◆ **How to complete this task**: Repeat every entry below exactly as given.
== Recorded data
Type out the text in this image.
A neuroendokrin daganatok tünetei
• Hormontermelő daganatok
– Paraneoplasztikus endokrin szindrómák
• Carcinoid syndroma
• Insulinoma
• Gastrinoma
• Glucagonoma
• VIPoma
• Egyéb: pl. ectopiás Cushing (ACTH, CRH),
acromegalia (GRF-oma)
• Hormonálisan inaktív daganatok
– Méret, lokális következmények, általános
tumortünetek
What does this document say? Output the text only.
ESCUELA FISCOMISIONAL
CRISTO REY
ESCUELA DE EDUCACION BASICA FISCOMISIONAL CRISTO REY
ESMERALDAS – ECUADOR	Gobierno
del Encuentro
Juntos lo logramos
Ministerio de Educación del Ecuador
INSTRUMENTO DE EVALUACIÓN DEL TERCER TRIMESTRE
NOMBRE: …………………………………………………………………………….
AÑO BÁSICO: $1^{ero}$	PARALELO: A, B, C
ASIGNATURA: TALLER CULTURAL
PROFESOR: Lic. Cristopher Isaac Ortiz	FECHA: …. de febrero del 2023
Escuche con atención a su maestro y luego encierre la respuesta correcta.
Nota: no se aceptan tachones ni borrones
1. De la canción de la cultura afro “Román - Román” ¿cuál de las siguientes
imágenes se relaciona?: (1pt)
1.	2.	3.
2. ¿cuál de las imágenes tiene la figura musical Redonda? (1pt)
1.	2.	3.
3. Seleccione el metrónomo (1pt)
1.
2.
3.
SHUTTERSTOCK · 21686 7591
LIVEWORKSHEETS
====
◆ **Answer to this exercise**:
Type out the text in this image.
A neuroendokrin daganatok tünetei
• Hormontermelő daganatok
– Paraneoplasztikus endokrin szindrómák
• Carcinoid syndroma
• Insulinoma
• Gastrinoma
• Glucagonoma
• VIPoma
• Egyéb: pl. ectopiás Cushing (ACTH, CRH),
acromegalia (GRF-oma)
• Hormonálisan inaktív daganatok
– Méret, lokális következmények, általános
tumortünetek
What does this document say? Output the text only.
ESCUELA FISCOMISIONAL
CRISTO REY
ESCUELA DE EDUCACION BASICA FISCOMISIONAL CRISTO REY
ESMERALDAS – ECUADOR	Gobierno
del Encuentro
Juntos lo logramos
Ministerio de Educación del Ecuador
INSTRUMENTO DE EVALUACIÓN DEL TERCER TRIMESTRE
NOMBRE: …………………………………………………………………………….
AÑO BÁSICO: $1^{ero}$	PARALELO: A, B, C
ASIGNATURA: TALLER CULTURAL
PROFESOR: Lic. Cristopher Isaac Ortiz	FECHA: …. de febrero del 2023
Escuche con atención a su maestro y luego encierre la respuesta correcta.
Nota: no se aceptan tachones ni borrones
1. De la canción de la cultura afro “Román - Román” ¿cuál de las siguientes
imágenes se relaciona?: (1pt)
1.	2.	3.
2. ¿cuál de las imágenes tiene la figura musical Redonda? (1pt)
1.	2.	3.
3. Seleccione el metrónomo (1pt)
1.
2.
3.
SHUTTERSTOCK · 21686 7591
LIVEWORKSHEETS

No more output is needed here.